*Set exercise:*
Exactly repeat the material, dropping only the pictures.

*Excerpted records:*
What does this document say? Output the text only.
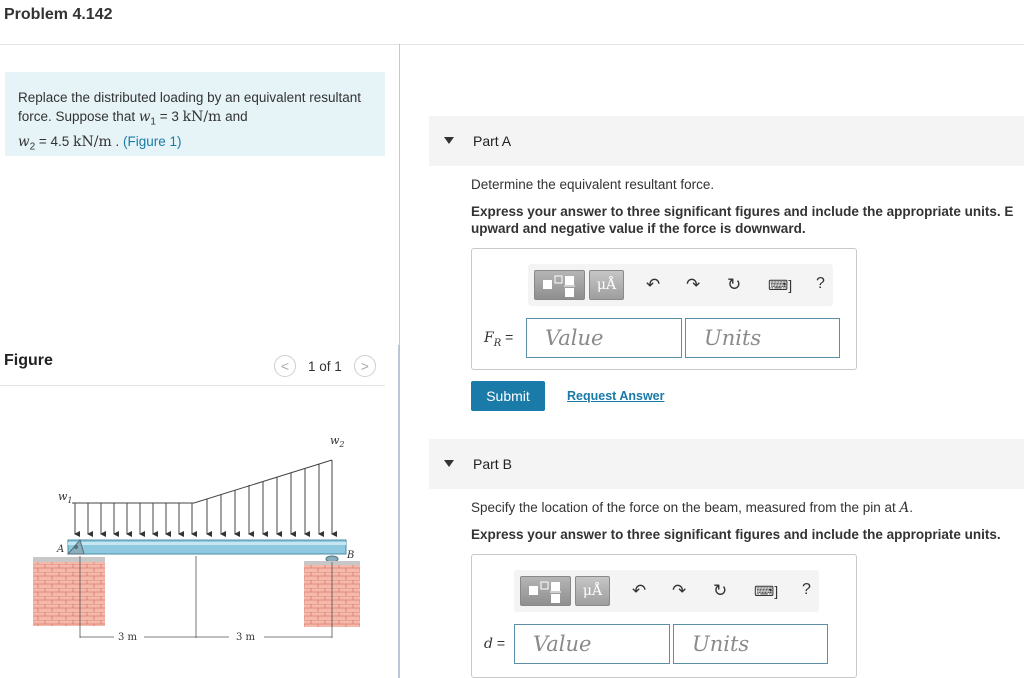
Problem 4.142
Replace the distributed loading by an equivalent resultant
force. Suppose that $w_1 = 3$ kN/m and
$w_2 = 4.5$ kN/m . (Figure 1)
Figure	<	1 of 1	>
$w_1$
$w_2$
A
B
3 m	3 m
Part A
Determine the equivalent resultant force.
Express your answer to three significant figures and include the appropriate units. E
upward and negative value if the force is downward.
μÅ	↶ ↷ ↻ ⌨] ?
$F_R$ =	Value	Units
Submit	Request Answer
Part B
Specify the location of the force on the beam, measured from the pin at A.
Express your answer to three significant figures and include the appropriate units.
μÅ	↶ ↷ ↻ ⌨] ?
d =	Value	Units
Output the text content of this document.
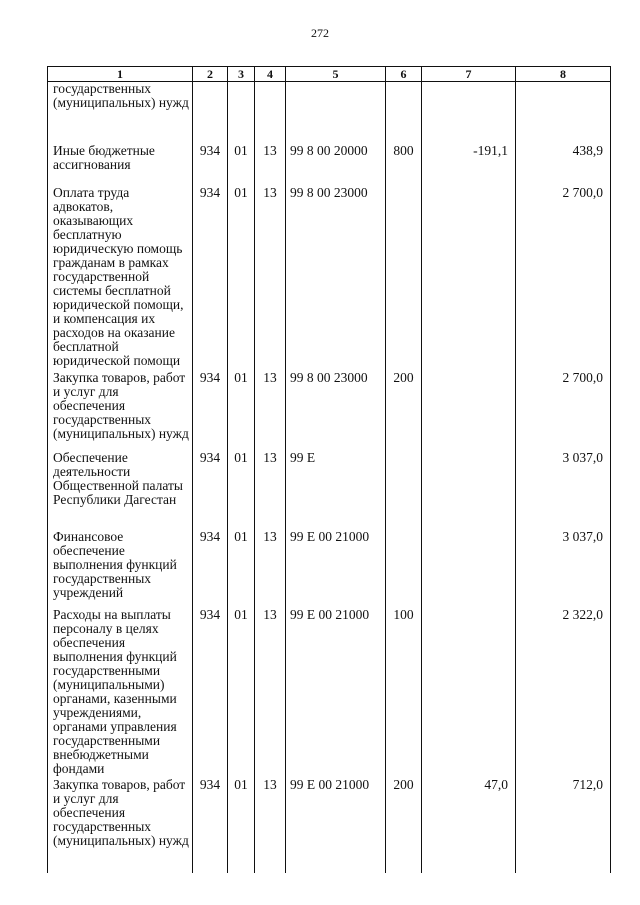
272
1	2	3	4	5	6	7	8
государственных (муниципальных) нужд							
Иные бюджетные ассигнования	934	01	13	99 8 00 20000	800	-191,1	438,9
Оплата труда адвокатов, оказывающих бесплатную юридическую помощь гражданам в рамках государственной системы бесплатной юридической помощи, и компенсация их расходов на оказание бесплатной юридической помощи	934	01	13	99 8 00 23000			2 700,0
Закупка товаров, работ и услуг для обеспечения государственных (муниципальных) нужд	934	01	13	99 8 00 23000	200		2 700,0
Обеспечение деятельности Общественной палаты Республики Дагестан	934	01	13	99 Е			3 037,0
Финансовое обеспечение выполнения функций государственных учреждений	934	01	13	99 Е 00 21000			3 037,0
Расходы на выплаты персоналу в целях обеспечения выполнения функций государственными (муниципальными) органами, казенными учреждениями, органами управления государственными внебюджетными фондами	934	01	13	99 Е 00 21000	100		2 322,0
Закупка товаров, работ и услуг для обеспечения государственных (муниципальных) нужд	934	01	13	99 Е 00 21000	200	47,0	712,0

*Full response:*
What does this document say? Output the text only.
Problem 4.142
Replace the distributed loading by an equivalent resultant
force. Suppose that $w_1 = 3$ kN/m and
$w_2 = 4.5$ kN/m . (Figure 1)
Figure	<	1 of 1	>
$w_1$
$w_2$
A
B
3 m	3 m
Part A
Determine the equivalent resultant force.
Express your answer to three significant figures and include the appropriate units. E
upward and negative value if the force is downward.
μÅ	↶ ↷ ↻ ⌨] ?
$F_R$ =	Value	Units
Submit	Request Answer
Part B
Specify the location of the force on the beam, measured from the pin at A.
Express your answer to three significant figures and include the appropriate units.
μÅ	↶ ↷ ↻ ⌨] ?
d =	Value	Units
Output the text content of this document.
272
1	2	3	4	5	6	7	8
государственных (муниципальных) нужд							
Иные бюджетные ассигнования	934	01	13	99 8 00 20000	800	-191,1	438,9
Оплата труда адвокатов, оказывающих бесплатную юридическую помощь гражданам в рамках государственной системы бесплатной юридической помощи, и компенсация их расходов на оказание бесплатной юридической помощи	934	01	13	99 8 00 23000			2 700,0
Закупка товаров, работ и услуг для обеспечения государственных (муниципальных) нужд	934	01	13	99 8 00 23000	200		2 700,0
Обеспечение деятельности Общественной палаты Республики Дагестан	934	01	13	99 Е			3 037,0
Финансовое обеспечение выполнения функций государственных учреждений	934	01	13	99 Е 00 21000			3 037,0
Расходы на выплаты персоналу в целях обеспечения выполнения функций государственными (муниципальными) органами, казенными учреждениями, органами управления государственными внебюджетными фондами	934	01	13	99 Е 00 21000	100		2 322,0
Закупка товаров, работ и услуг для обеспечения государственных (муниципальных) нужд	934	01	13	99 Е 00 21000	200	47,0	712,0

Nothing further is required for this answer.